*Description of the task*: Take every line where the string "values" appears and copy it.
[START OF Available records]
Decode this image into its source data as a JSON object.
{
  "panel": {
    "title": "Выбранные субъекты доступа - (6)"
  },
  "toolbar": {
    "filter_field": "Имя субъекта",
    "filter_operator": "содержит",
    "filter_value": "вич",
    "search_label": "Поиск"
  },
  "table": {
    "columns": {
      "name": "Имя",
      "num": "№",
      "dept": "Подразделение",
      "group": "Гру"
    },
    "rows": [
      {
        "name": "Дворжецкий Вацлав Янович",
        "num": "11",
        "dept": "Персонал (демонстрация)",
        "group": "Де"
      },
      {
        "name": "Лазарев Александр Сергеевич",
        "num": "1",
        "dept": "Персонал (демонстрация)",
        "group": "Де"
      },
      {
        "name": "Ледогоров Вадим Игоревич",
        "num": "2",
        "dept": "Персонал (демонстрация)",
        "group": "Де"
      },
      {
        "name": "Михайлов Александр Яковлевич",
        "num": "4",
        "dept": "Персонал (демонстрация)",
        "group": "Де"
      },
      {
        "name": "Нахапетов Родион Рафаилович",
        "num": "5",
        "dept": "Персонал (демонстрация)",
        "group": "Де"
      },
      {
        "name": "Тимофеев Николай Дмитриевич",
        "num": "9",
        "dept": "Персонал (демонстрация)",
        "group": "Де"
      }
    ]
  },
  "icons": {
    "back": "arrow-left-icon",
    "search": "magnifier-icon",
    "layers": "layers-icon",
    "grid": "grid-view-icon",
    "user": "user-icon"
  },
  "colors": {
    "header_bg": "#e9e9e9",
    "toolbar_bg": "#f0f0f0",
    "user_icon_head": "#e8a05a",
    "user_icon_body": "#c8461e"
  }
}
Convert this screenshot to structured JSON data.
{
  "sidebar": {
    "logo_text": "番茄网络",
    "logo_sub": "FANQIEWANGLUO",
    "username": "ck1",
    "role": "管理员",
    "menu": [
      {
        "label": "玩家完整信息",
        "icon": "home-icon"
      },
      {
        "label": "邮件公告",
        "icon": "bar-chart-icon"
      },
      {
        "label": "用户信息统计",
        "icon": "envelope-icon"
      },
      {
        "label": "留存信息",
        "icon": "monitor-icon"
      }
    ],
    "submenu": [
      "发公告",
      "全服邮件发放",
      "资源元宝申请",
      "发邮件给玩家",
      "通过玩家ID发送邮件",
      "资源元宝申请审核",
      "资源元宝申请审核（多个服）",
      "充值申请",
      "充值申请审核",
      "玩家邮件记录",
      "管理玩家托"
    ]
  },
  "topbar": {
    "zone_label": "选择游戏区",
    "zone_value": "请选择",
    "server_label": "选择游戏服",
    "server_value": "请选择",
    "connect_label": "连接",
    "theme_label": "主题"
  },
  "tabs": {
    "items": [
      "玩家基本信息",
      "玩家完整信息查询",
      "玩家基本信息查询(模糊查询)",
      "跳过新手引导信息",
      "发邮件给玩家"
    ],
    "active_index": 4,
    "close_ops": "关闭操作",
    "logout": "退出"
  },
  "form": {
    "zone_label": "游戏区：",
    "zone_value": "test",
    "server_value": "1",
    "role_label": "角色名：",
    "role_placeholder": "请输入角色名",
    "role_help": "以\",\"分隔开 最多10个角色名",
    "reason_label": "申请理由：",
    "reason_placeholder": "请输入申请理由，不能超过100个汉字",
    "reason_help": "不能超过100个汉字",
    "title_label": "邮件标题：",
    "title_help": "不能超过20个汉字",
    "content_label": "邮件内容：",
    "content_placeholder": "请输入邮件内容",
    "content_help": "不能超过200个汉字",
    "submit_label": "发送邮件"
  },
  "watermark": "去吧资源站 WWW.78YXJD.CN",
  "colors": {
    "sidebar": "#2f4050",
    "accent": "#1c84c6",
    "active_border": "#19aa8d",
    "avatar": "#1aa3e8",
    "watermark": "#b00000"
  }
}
[END OF Available records]
[START OF Available records]
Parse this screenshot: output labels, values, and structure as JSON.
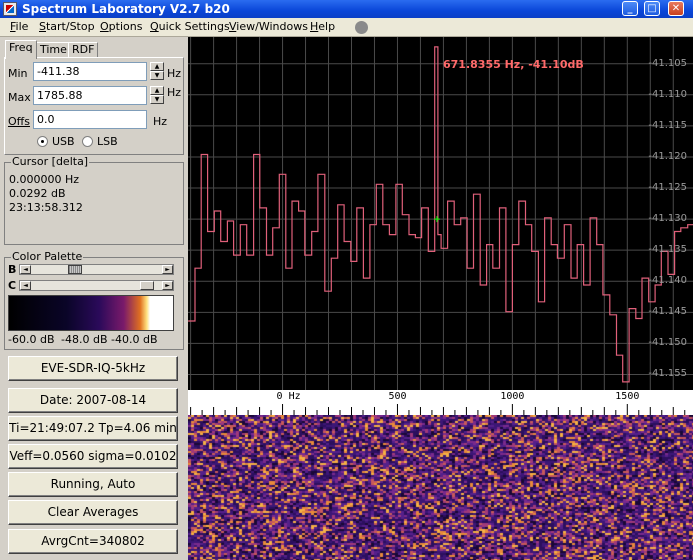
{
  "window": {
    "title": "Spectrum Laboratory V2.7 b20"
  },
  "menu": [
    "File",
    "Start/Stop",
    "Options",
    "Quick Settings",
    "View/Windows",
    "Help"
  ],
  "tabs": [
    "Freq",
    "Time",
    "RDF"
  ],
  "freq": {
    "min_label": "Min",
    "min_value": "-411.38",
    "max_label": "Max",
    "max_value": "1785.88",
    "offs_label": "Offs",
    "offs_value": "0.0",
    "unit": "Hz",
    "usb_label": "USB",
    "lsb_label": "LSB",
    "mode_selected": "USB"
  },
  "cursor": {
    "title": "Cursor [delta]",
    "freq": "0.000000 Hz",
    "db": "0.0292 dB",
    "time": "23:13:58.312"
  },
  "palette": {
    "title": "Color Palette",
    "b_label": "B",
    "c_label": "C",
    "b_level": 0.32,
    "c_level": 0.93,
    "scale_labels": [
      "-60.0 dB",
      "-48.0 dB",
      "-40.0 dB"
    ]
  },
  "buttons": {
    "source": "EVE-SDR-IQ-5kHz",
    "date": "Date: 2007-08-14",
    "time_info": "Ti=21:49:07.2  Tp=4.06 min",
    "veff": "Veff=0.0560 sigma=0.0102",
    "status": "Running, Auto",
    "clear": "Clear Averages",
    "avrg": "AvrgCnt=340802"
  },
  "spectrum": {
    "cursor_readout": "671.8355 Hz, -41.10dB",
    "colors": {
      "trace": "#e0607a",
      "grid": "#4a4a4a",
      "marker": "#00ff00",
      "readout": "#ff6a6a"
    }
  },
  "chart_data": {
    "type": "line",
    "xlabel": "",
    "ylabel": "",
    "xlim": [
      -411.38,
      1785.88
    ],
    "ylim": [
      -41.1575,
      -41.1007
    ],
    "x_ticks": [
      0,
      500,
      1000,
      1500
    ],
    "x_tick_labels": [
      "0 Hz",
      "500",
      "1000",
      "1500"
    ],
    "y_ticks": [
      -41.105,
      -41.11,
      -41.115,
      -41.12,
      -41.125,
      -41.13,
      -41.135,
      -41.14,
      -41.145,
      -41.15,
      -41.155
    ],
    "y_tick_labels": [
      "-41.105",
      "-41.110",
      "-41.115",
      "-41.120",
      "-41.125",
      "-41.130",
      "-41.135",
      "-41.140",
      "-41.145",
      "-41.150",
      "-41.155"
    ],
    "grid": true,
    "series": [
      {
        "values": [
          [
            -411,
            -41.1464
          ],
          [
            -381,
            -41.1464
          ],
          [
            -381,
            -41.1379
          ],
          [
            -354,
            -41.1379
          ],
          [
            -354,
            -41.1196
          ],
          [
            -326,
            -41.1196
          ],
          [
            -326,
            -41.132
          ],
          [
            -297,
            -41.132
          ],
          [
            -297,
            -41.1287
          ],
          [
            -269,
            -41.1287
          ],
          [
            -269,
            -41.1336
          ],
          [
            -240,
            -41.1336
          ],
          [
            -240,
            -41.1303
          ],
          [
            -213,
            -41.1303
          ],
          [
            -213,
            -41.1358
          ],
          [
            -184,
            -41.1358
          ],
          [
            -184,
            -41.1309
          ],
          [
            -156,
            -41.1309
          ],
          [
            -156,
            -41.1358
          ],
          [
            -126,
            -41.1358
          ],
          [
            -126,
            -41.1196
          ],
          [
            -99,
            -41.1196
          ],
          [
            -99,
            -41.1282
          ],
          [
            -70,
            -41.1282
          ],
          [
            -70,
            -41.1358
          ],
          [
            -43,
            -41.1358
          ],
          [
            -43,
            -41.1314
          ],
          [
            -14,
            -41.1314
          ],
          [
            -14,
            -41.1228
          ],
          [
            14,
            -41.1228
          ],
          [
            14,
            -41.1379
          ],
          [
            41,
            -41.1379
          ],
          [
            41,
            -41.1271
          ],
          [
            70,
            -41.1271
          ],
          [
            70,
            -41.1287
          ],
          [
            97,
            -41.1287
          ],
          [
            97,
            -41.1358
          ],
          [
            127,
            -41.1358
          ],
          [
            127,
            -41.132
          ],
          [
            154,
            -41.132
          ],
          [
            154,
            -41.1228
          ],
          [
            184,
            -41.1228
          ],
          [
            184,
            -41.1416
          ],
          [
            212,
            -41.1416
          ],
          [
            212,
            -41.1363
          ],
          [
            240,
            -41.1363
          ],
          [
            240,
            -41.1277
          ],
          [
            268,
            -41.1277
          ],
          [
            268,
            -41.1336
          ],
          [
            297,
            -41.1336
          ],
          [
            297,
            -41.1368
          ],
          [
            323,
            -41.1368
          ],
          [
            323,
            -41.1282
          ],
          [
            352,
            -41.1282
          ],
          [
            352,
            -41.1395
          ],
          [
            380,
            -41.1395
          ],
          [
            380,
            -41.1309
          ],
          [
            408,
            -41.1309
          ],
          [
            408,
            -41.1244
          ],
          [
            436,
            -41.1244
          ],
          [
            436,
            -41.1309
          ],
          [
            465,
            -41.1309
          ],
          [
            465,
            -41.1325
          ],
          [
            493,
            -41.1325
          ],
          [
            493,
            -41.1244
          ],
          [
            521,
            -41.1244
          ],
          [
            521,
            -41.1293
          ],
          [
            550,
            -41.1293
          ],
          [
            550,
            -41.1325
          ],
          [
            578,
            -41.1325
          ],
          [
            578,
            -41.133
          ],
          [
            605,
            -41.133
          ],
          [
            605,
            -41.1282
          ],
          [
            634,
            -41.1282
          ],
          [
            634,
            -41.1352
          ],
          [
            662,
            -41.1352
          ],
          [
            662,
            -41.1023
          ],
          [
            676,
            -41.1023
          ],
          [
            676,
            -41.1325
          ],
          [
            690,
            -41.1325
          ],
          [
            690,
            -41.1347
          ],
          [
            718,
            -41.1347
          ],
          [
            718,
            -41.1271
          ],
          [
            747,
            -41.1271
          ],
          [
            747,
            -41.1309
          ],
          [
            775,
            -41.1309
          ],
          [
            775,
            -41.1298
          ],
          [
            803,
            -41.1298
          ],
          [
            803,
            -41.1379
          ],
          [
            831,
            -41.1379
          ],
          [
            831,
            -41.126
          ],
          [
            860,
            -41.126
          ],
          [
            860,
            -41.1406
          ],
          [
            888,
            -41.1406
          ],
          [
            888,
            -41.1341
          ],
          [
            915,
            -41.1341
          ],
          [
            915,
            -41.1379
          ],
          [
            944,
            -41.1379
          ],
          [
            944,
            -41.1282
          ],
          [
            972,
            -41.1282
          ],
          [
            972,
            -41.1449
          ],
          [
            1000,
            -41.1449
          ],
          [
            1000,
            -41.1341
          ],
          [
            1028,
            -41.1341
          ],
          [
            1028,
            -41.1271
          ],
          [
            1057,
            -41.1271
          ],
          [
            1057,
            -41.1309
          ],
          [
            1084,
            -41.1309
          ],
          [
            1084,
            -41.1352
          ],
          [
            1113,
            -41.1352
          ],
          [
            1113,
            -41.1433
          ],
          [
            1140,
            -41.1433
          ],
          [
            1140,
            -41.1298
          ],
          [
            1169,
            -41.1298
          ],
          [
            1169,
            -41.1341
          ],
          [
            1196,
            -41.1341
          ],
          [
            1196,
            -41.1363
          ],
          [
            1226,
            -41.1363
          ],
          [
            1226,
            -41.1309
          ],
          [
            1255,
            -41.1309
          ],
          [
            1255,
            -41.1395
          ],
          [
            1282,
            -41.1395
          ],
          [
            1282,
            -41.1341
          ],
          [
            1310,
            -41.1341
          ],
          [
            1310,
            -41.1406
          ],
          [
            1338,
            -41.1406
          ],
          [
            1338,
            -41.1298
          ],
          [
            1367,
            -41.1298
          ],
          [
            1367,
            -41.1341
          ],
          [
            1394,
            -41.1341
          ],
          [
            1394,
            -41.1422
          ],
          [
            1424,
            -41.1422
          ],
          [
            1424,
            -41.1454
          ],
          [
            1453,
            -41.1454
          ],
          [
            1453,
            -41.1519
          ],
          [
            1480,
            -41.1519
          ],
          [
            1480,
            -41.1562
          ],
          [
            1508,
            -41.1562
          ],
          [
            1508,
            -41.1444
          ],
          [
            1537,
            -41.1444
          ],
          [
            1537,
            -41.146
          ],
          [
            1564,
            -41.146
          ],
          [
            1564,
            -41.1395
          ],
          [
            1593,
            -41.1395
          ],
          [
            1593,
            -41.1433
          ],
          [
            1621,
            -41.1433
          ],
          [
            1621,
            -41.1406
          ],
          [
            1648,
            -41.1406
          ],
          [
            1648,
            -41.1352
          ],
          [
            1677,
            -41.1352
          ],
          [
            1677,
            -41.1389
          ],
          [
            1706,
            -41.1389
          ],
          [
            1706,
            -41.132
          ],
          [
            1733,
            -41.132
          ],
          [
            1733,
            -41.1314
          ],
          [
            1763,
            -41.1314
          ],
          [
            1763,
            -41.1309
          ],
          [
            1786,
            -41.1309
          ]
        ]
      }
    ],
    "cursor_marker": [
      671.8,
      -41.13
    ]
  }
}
[END OF Available records]
*Task output*:
Parse this screenshot: output labels, values, and structure as JSON.
        "values": [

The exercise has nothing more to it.